- [Information given]
--- begin ---

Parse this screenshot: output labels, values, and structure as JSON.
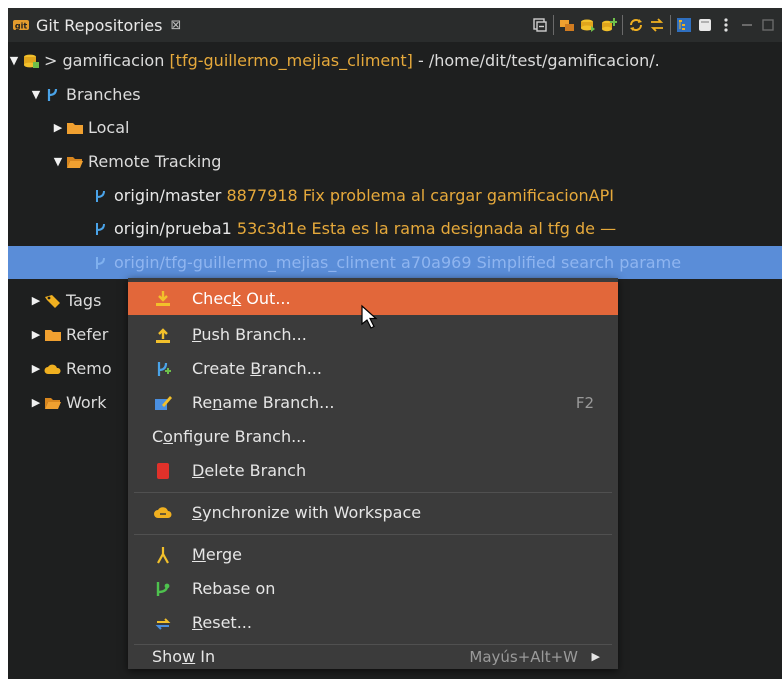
{
  "view": {
    "title": "Git Repositories",
    "close_glyph": "⊠",
    "toolbar_icons": [
      "collapse-all-icon",
      "link-with-selection-icon",
      "clone-repository-icon",
      "add-repository-icon",
      "create-repository-icon",
      "refresh-icon",
      "sync-icon",
      "tree-layout-icon",
      "filter-icon",
      "view-menu-icon",
      "minimize-icon",
      "maximize-icon"
    ]
  },
  "tree": {
    "repository": {
      "name": "gamificacion",
      "prefix": ">",
      "branch": "[tfg-guillermo_mejias_climent]",
      "path": "- /home/dit/test/gamificacion/."
    },
    "branches_label": "Branches",
    "local_label": "Local",
    "remote_tracking_label": "Remote Tracking",
    "remote_branches": [
      {
        "name": "origin/master",
        "sha": "8877918",
        "message": "Fix problema al cargar gamificacionAPI"
      },
      {
        "name": "origin/prueba1",
        "sha": "53c3d1e",
        "message": "Esta es la rama designada al tfg de —"
      },
      {
        "name": "origin/tfg-guillermo_mejias_climent",
        "sha": "a70a969",
        "message": "Simplified search parame"
      }
    ],
    "tags_label": "Tags",
    "references_label": "Refer",
    "remotes_label": "Remo",
    "working_tree_label": "Work"
  },
  "context_menu": {
    "check_out": {
      "before": "Chec",
      "mnemonic": "k",
      "after": " Out..."
    },
    "push_branch": {
      "before": "",
      "mnemonic": "P",
      "after": "ush Branch..."
    },
    "create_branch": {
      "before": "Create ",
      "mnemonic": "B",
      "after": "ranch..."
    },
    "rename_branch": {
      "before": "Re",
      "mnemonic": "n",
      "after": "ame Branch...",
      "shortcut": "F2"
    },
    "configure_branch": {
      "before": "C",
      "mnemonic": "o",
      "after": "nfigure Branch..."
    },
    "delete_branch": {
      "before": "",
      "mnemonic": "D",
      "after": "elete Branch"
    },
    "synchronize": {
      "before": "",
      "mnemonic": "S",
      "after": "ynchronize with Workspace"
    },
    "merge": {
      "before": "",
      "mnemonic": "M",
      "after": "erge"
    },
    "rebase": {
      "before": "Rebase on",
      "mnemonic": "",
      "after": ""
    },
    "reset": {
      "before": "",
      "mnemonic": "R",
      "after": "eset..."
    },
    "show_in": {
      "before": "Sho",
      "mnemonic": "w",
      "after": " In",
      "shortcut": "Mayús+Alt+W"
    }
  },
  "colors": {
    "accent": "#e2673a",
    "selection": "#5a8dd8",
    "sha": "#e6a93b",
    "folder": "#f0a030"
  }
}
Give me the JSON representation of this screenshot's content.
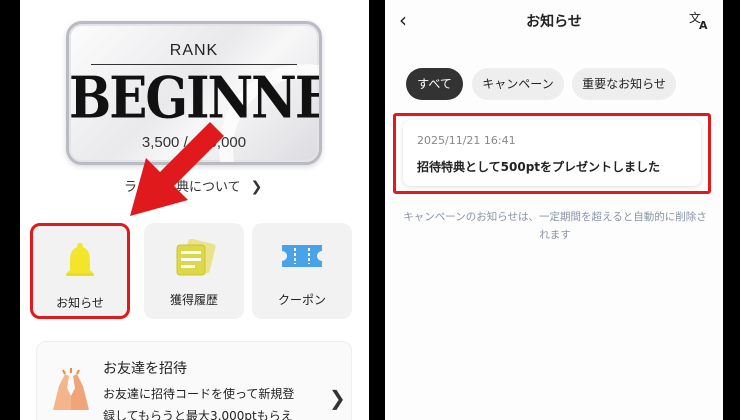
{
  "left": {
    "rank": {
      "label": "RANK",
      "name": "BEGINNER",
      "points": "3,500 / 100,000"
    },
    "benefit_link": "ランク特典について",
    "tiles": [
      {
        "label": "お知らせ",
        "icon": "bell-icon"
      },
      {
        "label": "獲得履歴",
        "icon": "history-icon"
      },
      {
        "label": "クーポン",
        "icon": "coupon-icon"
      }
    ],
    "invite": {
      "title": "お友達を招待",
      "desc_line1": "お友達に招待コードを使って新規登",
      "desc_line2": "録してもらうと最大3,000ptもらえ"
    }
  },
  "right": {
    "header": {
      "title": "お知らせ",
      "back_icon": "chevron-left-icon",
      "translate_icon": "translate-icon"
    },
    "filters": [
      {
        "label": "すべて",
        "active": true
      },
      {
        "label": "キャンペーン",
        "active": false
      },
      {
        "label": "重要なお知らせ",
        "active": false
      }
    ],
    "notice": {
      "date": "2025/11/21 16:41",
      "text": "招待特典として500ptをプレゼントしました"
    },
    "note": "キャンペーンのお知らせは、一定期間を超えると自動的に削除されます"
  },
  "colors": {
    "highlight": "#e0191c",
    "bell": "#f3e52b",
    "coupon": "#4aa3e8",
    "active_chip": "#333333"
  }
}
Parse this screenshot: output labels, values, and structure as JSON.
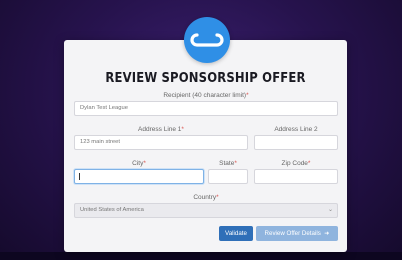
{
  "header": {
    "title": "REVIEW SPONSORSHIP OFFER",
    "logo_icon": "link-logo-icon"
  },
  "recipient": {
    "label": "Recipient (40 character limit)",
    "required_mark": "*",
    "value": "Dylan Test League"
  },
  "address1": {
    "label": "Address Line 1",
    "required_mark": "*",
    "value": "123 main street"
  },
  "address2": {
    "label": "Address Line 2",
    "value": ""
  },
  "city": {
    "label": "City",
    "required_mark": "*",
    "value": ""
  },
  "state": {
    "label": "State",
    "required_mark": "*",
    "value": ""
  },
  "zip": {
    "label": "Zip Code",
    "required_mark": "*",
    "value": ""
  },
  "country": {
    "label": "Country",
    "required_mark": "*",
    "selected": "United States of America"
  },
  "actions": {
    "validate_label": "Validate",
    "review_label": "Review Offer Details",
    "review_icon": "arrow-right-icon"
  },
  "colors": {
    "accent": "#2f8fe6",
    "validate_button": "#2f6fb8",
    "review_button": "#8fb4de",
    "required": "#d9534f"
  }
}
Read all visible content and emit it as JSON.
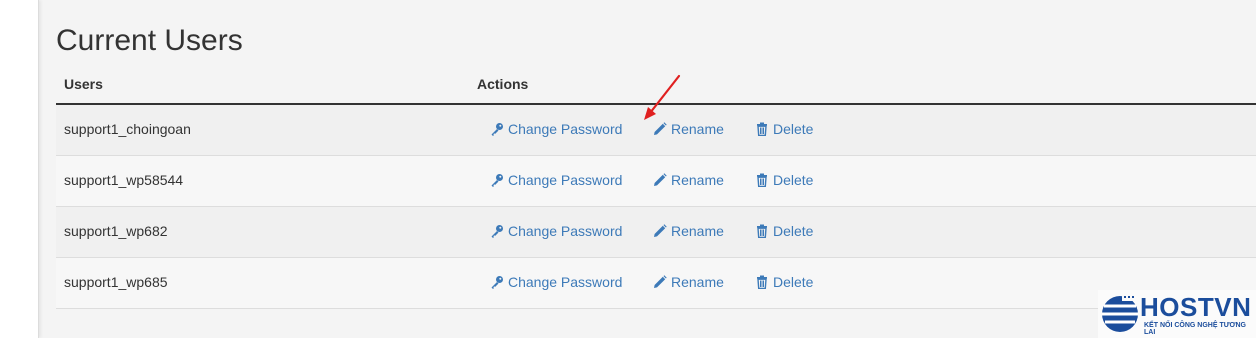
{
  "page": {
    "title": "Current Users"
  },
  "table": {
    "headers": {
      "users": "Users",
      "actions": "Actions"
    },
    "rows": [
      {
        "user": "support1_choingoan"
      },
      {
        "user": "support1_wp58544"
      },
      {
        "user": "support1_wp682"
      },
      {
        "user": "support1_wp685"
      }
    ],
    "actions": {
      "change_password": "Change Password",
      "rename": "Rename",
      "delete": "Delete"
    }
  },
  "logo": {
    "name": "HOSTVN",
    "tagline": "KẾT NỐI CÔNG NGHỆ TƯƠNG LAI"
  },
  "colors": {
    "link": "#3d7ab8",
    "annotation_arrow": "#e02020",
    "brand": "#1b4d9c"
  },
  "icons": {
    "change_password": "key-icon",
    "rename": "pencil-icon",
    "delete": "trash-icon"
  }
}
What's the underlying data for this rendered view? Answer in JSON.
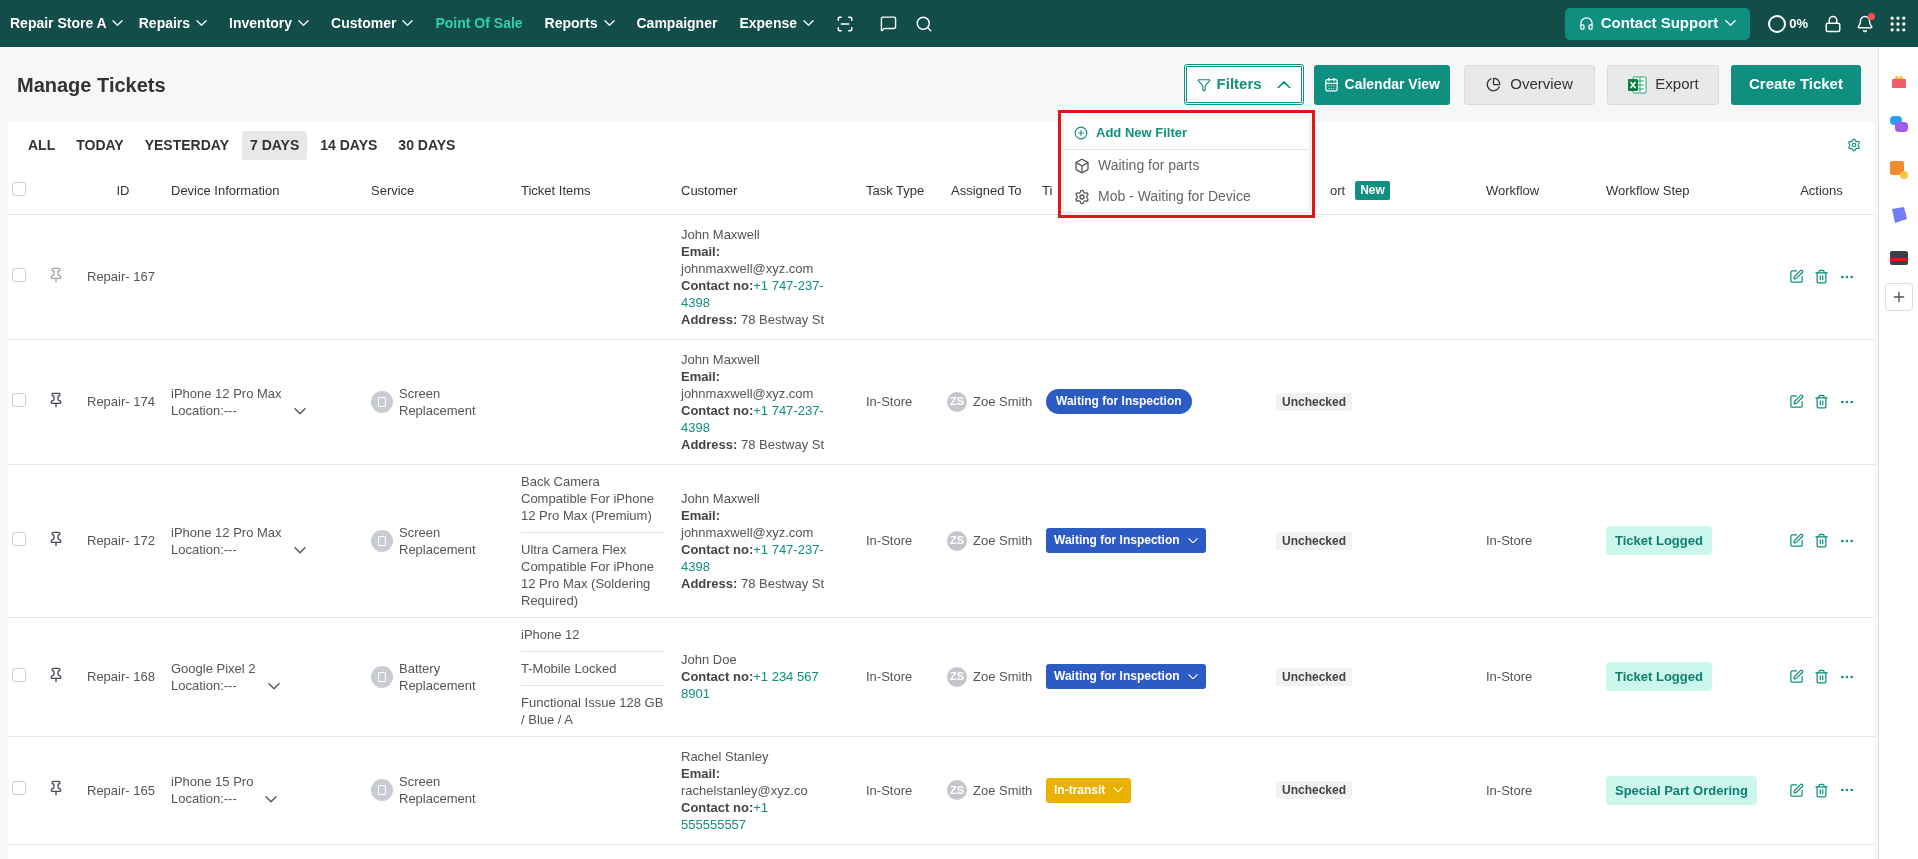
{
  "nav": {
    "store": "Repair Store A",
    "items": [
      {
        "label": "Repairs",
        "has_menu": true,
        "selected": false
      },
      {
        "label": "Inventory",
        "has_menu": true,
        "selected": false
      },
      {
        "label": "Customer",
        "has_menu": true,
        "selected": false
      },
      {
        "label": "Point Of Sale",
        "has_menu": false,
        "selected": true
      },
      {
        "label": "Reports",
        "has_menu": true,
        "selected": false
      },
      {
        "label": "Campaigner",
        "has_menu": false,
        "selected": false
      },
      {
        "label": "Expense",
        "has_menu": true,
        "selected": false
      }
    ],
    "contact_support": "Contact Support",
    "progress": "0%",
    "has_notification": true
  },
  "page": {
    "title": "Manage Tickets"
  },
  "toolbar": {
    "filters": {
      "label": "Filters",
      "expanded": true
    },
    "calendar": "Calendar View",
    "overview": "Overview",
    "export": "Export",
    "create": "Create Ticket"
  },
  "filter_menu": {
    "add": "Add New Filter",
    "items": [
      {
        "label": "Waiting for parts",
        "kind": "box"
      },
      {
        "label": "Mob - Waiting for Device",
        "kind": "gear"
      }
    ]
  },
  "date_tabs": [
    {
      "label": "ALL",
      "selected": false
    },
    {
      "label": "TODAY",
      "selected": false
    },
    {
      "label": "YESTERDAY",
      "selected": false
    },
    {
      "label": "7 DAYS",
      "selected": true
    },
    {
      "label": "14 DAYS",
      "selected": false
    },
    {
      "label": "30 DAYS",
      "selected": false
    }
  ],
  "table": {
    "all_checked": false,
    "columns": [
      {
        "label": "ID"
      },
      {
        "label": "Device Information"
      },
      {
        "label": "Service"
      },
      {
        "label": "Ticket Items"
      },
      {
        "label": "Customer"
      },
      {
        "label": "Task Type"
      },
      {
        "label": "Assigned To"
      },
      {
        "label": "Ti"
      },
      {
        "label": "ort",
        "badge": "New"
      },
      {
        "label": "Workflow"
      },
      {
        "label": "Workflow Step"
      },
      {
        "label": "Actions"
      }
    ],
    "rows": [
      {
        "checked": false,
        "pinned": false,
        "id": "Repair- 167",
        "ticket_items": [],
        "customer": {
          "name": "John Maxwell",
          "fields": [
            {
              "label": "Email:",
              "value": "johnmaxwell@xyz.com",
              "kind": "email"
            },
            {
              "label": "Contact no:",
              "value": "+1 747-237-4398",
              "kind": "phone"
            },
            {
              "label": "Address:",
              "value": "78 Bestway St",
              "kind": "text"
            }
          ]
        }
      },
      {
        "checked": false,
        "pinned": true,
        "id": "Repair- 174",
        "device": {
          "name": "iPhone 12 Pro Max",
          "location": "Location:---"
        },
        "service": "Screen Replacement",
        "ticket_items": [],
        "customer": {
          "name": "John Maxwell",
          "fields": [
            {
              "label": "Email:",
              "value": "johnmaxwell@xyz.com",
              "kind": "email"
            },
            {
              "label": "Contact no:",
              "value": "+1 747-237-4398",
              "kind": "phone"
            },
            {
              "label": "Address:",
              "value": "78 Bestway St",
              "kind": "text"
            }
          ]
        },
        "task_type": "In-Store",
        "assignee": {
          "initials": "ZS",
          "name": "Zoe Smith"
        },
        "status": {
          "label": "Waiting for Inspection",
          "kind": "pill",
          "color": "#2d5bc4"
        },
        "report": "Unchecked"
      },
      {
        "checked": false,
        "pinned": true,
        "id": "Repair- 172",
        "device": {
          "name": "iPhone 12 Pro Max",
          "location": "Location:---"
        },
        "service": "Screen Replacement",
        "ticket_items": [
          "Back Camera Compatible For iPhone 12 Pro Max (Premium)",
          "Ultra Camera Flex Compatible For iPhone 12 Pro Max (Soldering Required)"
        ],
        "customer": {
          "name": "John Maxwell",
          "fields": [
            {
              "label": "Email:",
              "value": "johnmaxwell@xyz.com",
              "kind": "email"
            },
            {
              "label": "Contact no:",
              "value": "+1 747-237-4398",
              "kind": "phone"
            },
            {
              "label": "Address:",
              "value": "78 Bestway St",
              "kind": "text"
            }
          ]
        },
        "task_type": "In-Store",
        "assignee": {
          "initials": "ZS",
          "name": "Zoe Smith"
        },
        "status": {
          "label": "Waiting for Inspection",
          "kind": "dropdown",
          "color": "#2d5bc4"
        },
        "report": "Unchecked",
        "workflow": "In-Store",
        "workflow_step": "Ticket Logged"
      },
      {
        "checked": false,
        "pinned": true,
        "id": "Repair- 168",
        "device": {
          "name": "Google Pixel 2",
          "location": "Location:---"
        },
        "service": "Battery Replacement",
        "ticket_items": [
          "iPhone 12",
          "T-Mobile Locked",
          "Functional Issue 128 GB / Blue / A"
        ],
        "customer": {
          "name": "John Doe",
          "fields": [
            {
              "label": "Contact no:",
              "value": "+1 234 567 8901",
              "kind": "phone"
            }
          ]
        },
        "task_type": "In-Store",
        "assignee": {
          "initials": "ZS",
          "name": "Zoe Smith"
        },
        "status": {
          "label": "Waiting for Inspection",
          "kind": "dropdown",
          "color": "#2d5bc4"
        },
        "report": "Unchecked",
        "workflow": "In-Store",
        "workflow_step": "Ticket Logged"
      },
      {
        "checked": false,
        "pinned": true,
        "id": "Repair- 165",
        "device": {
          "name": "iPhone 15 Pro",
          "location": "Location:---"
        },
        "service": "Screen Replacement",
        "ticket_items": [],
        "customer": {
          "name": "Rachel Stanley",
          "fields": [
            {
              "label": "Email:",
              "value": "rachelstanley@xyz.co",
              "kind": "email"
            },
            {
              "label": "Contact no:",
              "value": "+1 555555557",
              "kind": "phone"
            }
          ]
        },
        "task_type": "In-Store",
        "assignee": {
          "initials": "ZS",
          "name": "Zoe Smith"
        },
        "status": {
          "label": "In-transit",
          "kind": "dropdown",
          "color": "#e9b100"
        },
        "report": "Unchecked",
        "workflow": "In-Store",
        "workflow_step": "Special Part Ordering"
      }
    ]
  }
}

--- end ---

- [Exercise aim] Choose all lines containing the string "origin" and copy them out.

- [Written answer]
        "name": "origin/master",
        "name": "origin/prueba1",
        "name": "origin/tfg-guillermo_mejias_climent",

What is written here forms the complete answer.